-- Start RECORD SET --
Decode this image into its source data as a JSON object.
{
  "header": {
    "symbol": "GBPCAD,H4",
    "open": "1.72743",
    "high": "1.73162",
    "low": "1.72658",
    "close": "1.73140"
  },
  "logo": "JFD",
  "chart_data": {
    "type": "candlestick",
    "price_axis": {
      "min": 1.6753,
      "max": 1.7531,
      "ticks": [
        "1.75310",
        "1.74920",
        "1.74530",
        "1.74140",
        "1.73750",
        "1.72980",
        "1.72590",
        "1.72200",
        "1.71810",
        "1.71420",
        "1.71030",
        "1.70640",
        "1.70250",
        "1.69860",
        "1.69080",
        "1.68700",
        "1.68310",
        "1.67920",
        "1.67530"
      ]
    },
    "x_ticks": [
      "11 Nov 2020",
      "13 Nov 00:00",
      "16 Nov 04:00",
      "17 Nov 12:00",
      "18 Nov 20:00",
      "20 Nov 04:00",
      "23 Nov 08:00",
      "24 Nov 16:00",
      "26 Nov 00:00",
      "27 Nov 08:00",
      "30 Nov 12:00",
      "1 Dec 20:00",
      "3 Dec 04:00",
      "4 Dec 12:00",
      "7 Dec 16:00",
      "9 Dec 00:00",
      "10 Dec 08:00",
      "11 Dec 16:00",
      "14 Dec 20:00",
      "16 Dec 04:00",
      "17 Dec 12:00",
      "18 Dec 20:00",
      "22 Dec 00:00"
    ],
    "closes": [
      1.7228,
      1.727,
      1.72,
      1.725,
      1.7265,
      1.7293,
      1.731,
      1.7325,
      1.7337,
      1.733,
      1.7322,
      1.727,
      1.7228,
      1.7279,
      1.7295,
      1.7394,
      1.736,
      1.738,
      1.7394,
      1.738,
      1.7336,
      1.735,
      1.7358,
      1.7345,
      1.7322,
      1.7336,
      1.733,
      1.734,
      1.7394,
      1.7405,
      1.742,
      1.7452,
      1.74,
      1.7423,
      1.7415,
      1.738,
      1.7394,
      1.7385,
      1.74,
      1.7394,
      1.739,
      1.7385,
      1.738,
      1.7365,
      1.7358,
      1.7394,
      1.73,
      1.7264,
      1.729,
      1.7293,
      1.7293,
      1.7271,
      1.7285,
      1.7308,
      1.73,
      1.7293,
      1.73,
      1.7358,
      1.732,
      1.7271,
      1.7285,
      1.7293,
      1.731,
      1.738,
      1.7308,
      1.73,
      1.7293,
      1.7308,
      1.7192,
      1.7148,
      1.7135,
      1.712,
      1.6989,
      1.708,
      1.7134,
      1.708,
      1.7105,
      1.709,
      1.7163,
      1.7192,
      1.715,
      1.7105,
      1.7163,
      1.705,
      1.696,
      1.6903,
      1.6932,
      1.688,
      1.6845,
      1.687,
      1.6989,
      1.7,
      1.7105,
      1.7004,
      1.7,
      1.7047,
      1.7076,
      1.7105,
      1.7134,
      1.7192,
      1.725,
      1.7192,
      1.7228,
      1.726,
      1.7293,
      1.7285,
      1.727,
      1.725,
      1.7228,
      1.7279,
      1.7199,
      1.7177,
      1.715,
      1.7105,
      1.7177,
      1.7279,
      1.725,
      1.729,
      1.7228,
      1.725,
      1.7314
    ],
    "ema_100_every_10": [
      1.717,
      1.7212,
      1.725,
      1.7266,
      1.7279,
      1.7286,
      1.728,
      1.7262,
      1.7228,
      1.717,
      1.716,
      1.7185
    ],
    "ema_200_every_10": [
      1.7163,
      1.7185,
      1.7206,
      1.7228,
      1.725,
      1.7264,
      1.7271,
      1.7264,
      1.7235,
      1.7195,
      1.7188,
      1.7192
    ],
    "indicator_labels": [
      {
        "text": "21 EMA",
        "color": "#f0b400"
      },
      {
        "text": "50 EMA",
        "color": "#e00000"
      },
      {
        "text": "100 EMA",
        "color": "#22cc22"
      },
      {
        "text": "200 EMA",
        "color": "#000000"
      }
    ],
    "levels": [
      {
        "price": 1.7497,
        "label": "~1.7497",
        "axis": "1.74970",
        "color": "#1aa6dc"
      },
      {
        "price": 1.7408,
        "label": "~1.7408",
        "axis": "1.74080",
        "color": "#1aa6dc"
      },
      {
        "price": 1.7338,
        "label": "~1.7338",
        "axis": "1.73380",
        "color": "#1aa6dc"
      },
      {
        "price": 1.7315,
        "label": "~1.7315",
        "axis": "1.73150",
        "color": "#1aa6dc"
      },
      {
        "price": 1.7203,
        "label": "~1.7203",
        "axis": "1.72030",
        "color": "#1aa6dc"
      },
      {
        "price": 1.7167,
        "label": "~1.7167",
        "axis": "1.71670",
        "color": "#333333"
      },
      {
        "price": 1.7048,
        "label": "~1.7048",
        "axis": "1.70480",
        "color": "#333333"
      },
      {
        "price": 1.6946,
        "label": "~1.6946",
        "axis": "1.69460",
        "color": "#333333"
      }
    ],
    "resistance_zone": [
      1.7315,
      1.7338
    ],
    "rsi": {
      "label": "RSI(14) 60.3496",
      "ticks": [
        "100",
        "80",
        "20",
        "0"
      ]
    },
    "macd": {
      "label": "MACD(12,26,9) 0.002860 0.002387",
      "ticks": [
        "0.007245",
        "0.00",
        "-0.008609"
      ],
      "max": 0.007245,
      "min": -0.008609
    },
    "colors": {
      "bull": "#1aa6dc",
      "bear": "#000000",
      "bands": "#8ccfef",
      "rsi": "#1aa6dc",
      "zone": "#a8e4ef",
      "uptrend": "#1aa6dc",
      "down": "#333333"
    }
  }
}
-- End RECORD SET --
__INSTRUCTION__.
What is the number of lines in the listing that include the word "text"? Give that number and nothing else.

__OUTPUT OF THE EXERCISE__.
4